• GIVEN TASK:
Take every line from the listing below that contains "Guides".

• DATA LINES:

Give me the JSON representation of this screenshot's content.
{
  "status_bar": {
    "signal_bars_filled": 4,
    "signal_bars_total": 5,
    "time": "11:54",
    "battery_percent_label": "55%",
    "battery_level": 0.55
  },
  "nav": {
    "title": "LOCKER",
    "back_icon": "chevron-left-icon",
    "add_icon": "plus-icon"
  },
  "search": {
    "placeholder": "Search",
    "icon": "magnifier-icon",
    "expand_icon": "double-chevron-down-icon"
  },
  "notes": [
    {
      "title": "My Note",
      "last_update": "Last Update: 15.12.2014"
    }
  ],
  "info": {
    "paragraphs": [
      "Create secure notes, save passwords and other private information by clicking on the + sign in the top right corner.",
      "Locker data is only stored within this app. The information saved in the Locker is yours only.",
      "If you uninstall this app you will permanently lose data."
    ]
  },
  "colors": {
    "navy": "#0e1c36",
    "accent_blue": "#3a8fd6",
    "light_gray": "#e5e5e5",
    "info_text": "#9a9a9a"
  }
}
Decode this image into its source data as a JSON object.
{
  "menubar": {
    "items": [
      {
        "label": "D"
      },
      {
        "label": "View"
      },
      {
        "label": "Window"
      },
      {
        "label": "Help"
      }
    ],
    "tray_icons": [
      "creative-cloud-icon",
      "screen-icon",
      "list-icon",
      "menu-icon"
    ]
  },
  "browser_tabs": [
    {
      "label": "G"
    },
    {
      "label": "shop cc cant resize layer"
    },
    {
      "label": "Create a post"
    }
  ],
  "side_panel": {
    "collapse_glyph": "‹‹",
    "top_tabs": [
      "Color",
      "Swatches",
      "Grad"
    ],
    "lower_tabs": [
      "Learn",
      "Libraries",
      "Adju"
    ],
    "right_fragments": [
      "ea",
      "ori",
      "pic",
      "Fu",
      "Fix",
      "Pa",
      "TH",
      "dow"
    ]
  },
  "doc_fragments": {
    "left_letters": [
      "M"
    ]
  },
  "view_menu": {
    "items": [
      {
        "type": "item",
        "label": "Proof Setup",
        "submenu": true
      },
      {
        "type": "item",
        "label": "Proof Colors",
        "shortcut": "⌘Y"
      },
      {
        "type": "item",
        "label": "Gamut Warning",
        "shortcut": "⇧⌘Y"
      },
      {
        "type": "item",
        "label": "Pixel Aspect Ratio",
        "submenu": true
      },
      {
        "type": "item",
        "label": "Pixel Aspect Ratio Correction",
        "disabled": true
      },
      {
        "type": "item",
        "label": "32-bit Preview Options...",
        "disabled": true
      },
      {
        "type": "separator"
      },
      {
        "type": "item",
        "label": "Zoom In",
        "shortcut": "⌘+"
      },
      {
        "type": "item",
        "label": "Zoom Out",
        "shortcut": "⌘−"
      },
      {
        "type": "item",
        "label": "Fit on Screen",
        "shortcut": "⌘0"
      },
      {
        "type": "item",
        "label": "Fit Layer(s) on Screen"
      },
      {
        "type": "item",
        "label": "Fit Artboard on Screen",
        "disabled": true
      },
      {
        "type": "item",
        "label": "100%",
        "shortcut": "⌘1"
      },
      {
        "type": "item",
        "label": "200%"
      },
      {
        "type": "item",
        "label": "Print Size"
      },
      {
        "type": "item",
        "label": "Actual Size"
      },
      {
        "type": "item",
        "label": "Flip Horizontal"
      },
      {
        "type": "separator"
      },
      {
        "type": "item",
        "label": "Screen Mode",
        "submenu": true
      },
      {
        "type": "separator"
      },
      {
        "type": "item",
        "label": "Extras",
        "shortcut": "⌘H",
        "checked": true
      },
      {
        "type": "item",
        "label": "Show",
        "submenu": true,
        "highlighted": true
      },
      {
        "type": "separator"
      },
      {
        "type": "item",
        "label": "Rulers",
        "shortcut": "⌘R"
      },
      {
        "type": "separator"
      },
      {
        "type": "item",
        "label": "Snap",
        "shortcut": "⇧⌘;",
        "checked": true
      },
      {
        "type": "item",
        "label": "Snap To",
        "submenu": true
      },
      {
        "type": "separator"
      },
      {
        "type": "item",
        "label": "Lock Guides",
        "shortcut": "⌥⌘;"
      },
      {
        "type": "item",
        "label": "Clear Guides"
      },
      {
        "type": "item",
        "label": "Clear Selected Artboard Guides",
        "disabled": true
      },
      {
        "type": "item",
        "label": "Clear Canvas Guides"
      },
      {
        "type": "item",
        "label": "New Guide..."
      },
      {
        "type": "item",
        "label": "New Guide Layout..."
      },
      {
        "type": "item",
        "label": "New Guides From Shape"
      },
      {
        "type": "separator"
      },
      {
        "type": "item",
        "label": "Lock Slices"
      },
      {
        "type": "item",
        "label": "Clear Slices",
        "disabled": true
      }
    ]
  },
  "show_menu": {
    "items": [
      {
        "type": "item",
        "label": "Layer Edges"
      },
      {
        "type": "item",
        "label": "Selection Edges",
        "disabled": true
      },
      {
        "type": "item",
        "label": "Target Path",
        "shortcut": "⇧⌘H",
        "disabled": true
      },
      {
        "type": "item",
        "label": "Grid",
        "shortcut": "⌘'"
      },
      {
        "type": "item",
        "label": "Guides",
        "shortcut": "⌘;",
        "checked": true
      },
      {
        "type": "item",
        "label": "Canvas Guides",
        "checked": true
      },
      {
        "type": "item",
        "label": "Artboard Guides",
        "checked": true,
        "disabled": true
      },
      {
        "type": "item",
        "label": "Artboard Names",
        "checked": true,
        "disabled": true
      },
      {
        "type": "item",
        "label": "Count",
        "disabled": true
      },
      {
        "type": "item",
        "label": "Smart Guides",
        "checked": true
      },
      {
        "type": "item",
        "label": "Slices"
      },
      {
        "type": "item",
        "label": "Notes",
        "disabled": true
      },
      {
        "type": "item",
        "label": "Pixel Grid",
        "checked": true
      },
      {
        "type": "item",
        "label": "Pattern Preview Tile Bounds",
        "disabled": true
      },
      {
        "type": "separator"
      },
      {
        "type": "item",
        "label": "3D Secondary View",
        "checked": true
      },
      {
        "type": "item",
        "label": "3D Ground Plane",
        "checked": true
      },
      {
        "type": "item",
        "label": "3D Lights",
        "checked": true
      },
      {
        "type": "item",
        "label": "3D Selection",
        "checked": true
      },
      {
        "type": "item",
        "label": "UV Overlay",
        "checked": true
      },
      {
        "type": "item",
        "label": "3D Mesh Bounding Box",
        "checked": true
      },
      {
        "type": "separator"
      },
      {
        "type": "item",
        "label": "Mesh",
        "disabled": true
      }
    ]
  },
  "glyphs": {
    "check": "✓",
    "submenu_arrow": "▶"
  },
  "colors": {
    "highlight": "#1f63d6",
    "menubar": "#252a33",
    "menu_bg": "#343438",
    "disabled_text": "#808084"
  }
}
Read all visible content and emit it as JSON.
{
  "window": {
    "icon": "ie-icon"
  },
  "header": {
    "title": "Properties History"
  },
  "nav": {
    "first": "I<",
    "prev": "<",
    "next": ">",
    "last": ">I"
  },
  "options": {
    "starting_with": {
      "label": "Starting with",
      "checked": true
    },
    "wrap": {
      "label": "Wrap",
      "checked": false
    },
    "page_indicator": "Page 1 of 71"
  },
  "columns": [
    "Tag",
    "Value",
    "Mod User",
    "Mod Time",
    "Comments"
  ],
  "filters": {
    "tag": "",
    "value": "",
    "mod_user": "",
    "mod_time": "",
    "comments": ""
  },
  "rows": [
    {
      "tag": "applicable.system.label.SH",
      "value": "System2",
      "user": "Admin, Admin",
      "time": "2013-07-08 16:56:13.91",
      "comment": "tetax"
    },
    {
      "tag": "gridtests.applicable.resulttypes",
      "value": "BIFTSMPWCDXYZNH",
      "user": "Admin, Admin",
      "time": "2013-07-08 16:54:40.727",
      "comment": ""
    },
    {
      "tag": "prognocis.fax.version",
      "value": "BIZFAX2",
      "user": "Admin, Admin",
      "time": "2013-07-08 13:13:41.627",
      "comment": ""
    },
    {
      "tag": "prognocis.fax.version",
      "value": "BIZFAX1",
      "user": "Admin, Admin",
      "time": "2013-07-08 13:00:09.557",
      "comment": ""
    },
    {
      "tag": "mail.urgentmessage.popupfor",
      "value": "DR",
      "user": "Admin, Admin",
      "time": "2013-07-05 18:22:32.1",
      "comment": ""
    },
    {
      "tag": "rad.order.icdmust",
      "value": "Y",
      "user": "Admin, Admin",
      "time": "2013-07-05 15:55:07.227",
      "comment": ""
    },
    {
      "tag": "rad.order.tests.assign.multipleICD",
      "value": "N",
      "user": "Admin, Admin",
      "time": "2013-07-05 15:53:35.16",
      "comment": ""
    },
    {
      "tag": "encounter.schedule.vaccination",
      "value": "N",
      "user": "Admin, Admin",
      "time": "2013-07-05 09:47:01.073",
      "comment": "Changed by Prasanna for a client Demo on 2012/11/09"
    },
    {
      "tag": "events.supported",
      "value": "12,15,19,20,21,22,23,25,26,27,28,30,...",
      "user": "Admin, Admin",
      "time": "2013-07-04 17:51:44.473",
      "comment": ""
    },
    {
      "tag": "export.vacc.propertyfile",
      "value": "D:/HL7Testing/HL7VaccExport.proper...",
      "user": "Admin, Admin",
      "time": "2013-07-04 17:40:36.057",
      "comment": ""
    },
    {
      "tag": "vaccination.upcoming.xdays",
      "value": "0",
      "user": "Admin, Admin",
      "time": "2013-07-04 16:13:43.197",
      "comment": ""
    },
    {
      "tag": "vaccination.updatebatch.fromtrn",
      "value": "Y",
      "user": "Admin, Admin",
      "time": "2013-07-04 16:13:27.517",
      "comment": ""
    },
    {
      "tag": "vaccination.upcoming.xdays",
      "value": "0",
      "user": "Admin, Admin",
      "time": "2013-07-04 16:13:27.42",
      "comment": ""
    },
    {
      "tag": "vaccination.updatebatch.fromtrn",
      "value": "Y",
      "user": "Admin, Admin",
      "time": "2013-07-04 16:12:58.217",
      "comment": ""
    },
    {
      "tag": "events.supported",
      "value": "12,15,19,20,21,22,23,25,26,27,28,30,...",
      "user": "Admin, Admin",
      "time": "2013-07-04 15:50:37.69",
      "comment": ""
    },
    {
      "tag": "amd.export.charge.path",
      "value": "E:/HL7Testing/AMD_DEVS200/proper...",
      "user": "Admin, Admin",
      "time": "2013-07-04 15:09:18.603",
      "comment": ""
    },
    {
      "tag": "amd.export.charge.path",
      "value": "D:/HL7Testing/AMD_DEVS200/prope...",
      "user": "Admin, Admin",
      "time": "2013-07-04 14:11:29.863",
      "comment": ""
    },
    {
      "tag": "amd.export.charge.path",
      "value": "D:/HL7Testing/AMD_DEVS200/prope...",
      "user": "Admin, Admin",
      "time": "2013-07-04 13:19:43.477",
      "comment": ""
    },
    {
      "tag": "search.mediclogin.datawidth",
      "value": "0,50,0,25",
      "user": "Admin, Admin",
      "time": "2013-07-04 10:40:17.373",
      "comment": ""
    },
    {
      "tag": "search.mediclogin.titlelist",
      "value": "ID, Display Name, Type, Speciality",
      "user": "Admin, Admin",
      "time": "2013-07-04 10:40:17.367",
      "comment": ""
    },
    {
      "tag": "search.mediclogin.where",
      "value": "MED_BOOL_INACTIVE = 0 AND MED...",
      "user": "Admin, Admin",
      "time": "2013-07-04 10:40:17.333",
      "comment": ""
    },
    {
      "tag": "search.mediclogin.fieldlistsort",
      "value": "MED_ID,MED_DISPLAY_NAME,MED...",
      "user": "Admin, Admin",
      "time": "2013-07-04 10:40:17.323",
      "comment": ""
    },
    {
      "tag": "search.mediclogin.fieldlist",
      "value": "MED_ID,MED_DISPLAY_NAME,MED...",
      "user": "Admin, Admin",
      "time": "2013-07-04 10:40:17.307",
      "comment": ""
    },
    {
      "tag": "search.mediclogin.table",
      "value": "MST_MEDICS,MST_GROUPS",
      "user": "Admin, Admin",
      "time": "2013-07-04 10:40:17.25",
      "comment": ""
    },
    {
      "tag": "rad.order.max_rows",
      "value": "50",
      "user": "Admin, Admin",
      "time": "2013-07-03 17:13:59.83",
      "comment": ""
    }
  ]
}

• OUTPUT OF THE EXERCISE:
        "label": "Lock Guides",
        "label": "Clear Guides"
        "label": "Clear Selected Artboard Guides",
        "label": "Clear Canvas Guides"
        "label": "New Guides From Shape"
        "label": "Guides",
        "label": "Canvas Guides",
        "label": "Artboard Guides",
        "label": "Smart Guides",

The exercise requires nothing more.